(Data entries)
★ ★ ★ ★

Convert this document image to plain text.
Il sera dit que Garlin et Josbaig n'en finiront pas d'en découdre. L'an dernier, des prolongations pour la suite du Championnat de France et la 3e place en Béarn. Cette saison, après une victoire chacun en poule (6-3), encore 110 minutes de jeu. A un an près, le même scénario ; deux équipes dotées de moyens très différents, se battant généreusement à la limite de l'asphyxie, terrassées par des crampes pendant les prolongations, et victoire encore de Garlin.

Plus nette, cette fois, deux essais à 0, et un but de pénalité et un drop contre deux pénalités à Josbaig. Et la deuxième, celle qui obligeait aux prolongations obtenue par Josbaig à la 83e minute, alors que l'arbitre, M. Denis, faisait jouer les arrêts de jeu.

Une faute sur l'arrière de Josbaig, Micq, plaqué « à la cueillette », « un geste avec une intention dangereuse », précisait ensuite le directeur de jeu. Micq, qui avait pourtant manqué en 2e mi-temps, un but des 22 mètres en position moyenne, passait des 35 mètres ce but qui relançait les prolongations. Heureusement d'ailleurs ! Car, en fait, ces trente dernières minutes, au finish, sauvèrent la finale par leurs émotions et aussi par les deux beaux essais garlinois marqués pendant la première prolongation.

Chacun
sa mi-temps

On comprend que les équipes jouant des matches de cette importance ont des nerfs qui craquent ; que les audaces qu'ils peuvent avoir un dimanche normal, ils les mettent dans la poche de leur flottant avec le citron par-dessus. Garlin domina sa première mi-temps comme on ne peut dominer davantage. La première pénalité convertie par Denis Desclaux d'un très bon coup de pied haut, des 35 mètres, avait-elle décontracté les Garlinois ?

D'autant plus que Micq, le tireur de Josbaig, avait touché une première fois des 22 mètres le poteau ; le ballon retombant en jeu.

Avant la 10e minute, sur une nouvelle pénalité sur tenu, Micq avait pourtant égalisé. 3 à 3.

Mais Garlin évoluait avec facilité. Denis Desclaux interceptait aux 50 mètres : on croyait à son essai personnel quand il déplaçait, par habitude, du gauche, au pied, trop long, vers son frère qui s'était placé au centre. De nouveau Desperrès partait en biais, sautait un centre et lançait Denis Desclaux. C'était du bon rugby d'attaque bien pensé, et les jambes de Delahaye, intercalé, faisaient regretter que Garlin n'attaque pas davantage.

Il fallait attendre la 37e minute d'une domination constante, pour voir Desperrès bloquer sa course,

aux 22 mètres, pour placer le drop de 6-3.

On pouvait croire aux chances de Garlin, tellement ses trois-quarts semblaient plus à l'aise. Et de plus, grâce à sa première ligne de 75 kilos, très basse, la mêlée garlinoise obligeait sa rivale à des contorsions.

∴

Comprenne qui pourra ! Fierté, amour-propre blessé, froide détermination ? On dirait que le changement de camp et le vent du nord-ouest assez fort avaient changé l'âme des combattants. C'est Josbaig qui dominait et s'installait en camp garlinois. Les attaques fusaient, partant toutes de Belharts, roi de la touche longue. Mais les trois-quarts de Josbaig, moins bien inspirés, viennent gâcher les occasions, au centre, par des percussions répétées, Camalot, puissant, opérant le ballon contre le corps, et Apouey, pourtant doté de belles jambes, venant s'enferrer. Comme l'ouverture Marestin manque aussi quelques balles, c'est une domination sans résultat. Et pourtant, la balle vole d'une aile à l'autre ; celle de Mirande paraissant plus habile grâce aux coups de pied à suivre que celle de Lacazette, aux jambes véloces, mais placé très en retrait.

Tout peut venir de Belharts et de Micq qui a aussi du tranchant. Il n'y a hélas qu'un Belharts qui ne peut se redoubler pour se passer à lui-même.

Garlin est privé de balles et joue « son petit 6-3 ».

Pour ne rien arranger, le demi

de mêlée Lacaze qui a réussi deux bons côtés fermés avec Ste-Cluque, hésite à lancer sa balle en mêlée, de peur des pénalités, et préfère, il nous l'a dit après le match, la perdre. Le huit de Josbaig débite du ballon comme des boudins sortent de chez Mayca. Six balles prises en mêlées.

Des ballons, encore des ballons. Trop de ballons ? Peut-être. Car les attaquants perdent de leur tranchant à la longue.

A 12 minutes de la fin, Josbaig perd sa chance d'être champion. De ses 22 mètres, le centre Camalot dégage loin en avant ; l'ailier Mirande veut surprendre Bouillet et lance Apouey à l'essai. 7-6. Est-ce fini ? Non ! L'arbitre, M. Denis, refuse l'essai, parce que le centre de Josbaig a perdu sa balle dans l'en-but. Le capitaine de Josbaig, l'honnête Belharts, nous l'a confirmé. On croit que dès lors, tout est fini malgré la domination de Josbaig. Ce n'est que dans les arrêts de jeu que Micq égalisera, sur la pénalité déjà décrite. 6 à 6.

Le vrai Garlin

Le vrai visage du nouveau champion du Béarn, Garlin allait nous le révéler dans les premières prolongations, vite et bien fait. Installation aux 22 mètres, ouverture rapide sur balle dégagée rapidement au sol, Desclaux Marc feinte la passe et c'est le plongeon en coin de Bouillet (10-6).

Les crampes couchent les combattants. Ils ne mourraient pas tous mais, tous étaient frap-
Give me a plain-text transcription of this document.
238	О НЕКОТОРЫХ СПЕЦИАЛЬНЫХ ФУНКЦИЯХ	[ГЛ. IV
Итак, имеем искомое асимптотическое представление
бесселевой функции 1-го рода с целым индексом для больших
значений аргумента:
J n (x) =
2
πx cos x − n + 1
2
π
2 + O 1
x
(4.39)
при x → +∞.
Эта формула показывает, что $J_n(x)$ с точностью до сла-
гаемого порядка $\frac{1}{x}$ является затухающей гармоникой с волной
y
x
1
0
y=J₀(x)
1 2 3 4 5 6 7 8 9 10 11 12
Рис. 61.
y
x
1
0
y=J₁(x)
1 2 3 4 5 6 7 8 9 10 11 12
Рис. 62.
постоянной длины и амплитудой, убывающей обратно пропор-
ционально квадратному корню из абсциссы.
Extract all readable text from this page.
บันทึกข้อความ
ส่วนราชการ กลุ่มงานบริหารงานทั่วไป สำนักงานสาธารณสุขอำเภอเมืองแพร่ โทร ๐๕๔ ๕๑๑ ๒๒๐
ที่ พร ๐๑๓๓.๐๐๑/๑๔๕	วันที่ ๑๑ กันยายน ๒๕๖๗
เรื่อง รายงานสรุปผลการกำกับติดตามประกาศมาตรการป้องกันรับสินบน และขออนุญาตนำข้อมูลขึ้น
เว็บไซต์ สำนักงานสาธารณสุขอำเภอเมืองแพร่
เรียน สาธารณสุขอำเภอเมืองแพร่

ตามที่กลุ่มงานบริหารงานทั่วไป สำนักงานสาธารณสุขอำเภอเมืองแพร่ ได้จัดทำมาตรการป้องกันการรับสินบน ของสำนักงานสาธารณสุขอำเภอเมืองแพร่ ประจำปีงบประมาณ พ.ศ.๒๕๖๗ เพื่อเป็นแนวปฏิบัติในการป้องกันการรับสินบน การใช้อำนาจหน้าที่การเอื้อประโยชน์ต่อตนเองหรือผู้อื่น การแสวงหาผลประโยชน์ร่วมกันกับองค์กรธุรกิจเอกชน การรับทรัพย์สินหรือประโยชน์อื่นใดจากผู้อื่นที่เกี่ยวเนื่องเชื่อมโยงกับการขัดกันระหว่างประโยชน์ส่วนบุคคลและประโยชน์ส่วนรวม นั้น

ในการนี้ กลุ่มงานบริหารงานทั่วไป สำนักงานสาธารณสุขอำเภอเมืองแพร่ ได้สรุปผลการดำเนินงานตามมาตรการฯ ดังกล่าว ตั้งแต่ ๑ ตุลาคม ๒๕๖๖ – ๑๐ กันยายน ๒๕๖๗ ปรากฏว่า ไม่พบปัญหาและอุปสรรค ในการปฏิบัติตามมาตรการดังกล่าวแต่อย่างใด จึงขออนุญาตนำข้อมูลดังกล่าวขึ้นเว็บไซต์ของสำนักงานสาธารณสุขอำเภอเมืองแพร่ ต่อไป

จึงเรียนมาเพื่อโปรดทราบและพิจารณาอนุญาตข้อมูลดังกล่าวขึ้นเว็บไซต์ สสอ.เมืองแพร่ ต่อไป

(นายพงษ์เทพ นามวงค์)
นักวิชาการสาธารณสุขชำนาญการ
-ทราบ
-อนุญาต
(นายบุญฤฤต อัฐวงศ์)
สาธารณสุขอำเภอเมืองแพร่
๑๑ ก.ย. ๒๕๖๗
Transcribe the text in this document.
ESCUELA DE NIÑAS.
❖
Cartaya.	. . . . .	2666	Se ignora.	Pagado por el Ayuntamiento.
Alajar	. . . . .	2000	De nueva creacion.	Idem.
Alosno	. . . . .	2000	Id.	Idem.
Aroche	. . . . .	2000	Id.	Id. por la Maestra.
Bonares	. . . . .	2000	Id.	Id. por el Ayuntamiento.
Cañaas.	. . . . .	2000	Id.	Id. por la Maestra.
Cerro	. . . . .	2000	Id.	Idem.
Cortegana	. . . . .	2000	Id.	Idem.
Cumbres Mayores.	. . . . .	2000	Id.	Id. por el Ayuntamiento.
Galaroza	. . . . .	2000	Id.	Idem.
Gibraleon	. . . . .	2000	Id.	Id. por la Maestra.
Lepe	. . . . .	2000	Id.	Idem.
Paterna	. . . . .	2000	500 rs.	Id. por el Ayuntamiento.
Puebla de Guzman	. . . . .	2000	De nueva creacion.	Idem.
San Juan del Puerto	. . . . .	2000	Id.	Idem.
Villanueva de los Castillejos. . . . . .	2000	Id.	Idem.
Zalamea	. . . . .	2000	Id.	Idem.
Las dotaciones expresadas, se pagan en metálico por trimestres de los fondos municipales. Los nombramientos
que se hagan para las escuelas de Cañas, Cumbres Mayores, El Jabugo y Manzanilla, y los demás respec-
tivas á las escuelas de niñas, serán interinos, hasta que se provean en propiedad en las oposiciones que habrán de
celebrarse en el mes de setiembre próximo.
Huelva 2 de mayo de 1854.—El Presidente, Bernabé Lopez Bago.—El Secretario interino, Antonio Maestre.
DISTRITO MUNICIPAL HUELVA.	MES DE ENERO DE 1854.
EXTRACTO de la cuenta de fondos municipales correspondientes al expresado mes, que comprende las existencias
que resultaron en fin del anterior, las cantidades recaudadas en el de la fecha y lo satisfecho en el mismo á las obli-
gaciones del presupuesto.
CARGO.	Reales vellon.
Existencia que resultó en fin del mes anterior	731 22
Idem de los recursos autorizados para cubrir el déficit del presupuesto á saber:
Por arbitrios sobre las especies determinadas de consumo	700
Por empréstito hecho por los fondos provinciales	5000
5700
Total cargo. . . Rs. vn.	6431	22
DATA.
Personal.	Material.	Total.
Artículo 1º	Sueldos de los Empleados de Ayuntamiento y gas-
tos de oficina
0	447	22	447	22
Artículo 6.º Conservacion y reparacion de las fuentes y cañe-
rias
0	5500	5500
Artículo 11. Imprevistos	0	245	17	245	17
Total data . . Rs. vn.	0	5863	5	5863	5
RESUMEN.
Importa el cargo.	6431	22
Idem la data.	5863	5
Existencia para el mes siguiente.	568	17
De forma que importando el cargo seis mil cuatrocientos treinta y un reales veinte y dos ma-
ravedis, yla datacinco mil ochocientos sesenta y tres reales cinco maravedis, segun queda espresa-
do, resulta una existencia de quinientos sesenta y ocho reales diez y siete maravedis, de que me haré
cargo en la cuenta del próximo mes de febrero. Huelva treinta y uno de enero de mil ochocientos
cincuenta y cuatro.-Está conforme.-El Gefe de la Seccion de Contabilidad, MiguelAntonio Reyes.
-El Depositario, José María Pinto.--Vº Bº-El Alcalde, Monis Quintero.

★ ★ ★ ★

* Work to do
From the entries, copy out each line containing the word "davantage".

* Problem solution
On comprend que les équipes jouant des matches de cette importance ont des nerfs qui craquent ; que les audaces qu'ils peuvent avoir un dimanche normal, ils les mettent dans la poche de leur flottant avec le citron par-dessus. Garlin domina sa première mi-temps comme on ne peut dominer davantage. La première pénalité convertie par Denis Desclaux d'un très bon coup de pied haut, des 35 mètres, avait-elle décontracté les Garlinois ?
Mais Garlin évoluait avec facilité. Denis Desclaux interceptait aux 50 mètres : on croyait à son essai personnel quand il déplaçait, par habitude, du gauche, au pied, trop long, vers son frère qui s'était placé au centre. De nouveau Desperrès partait en biais, sautait un centre et lançait Denis Desclaux. C'était du bon rugby d'attaque bien pensé, et les jambes de Delahaye, intercalé, faisaient regretter que Garlin n'attaque pas davantage.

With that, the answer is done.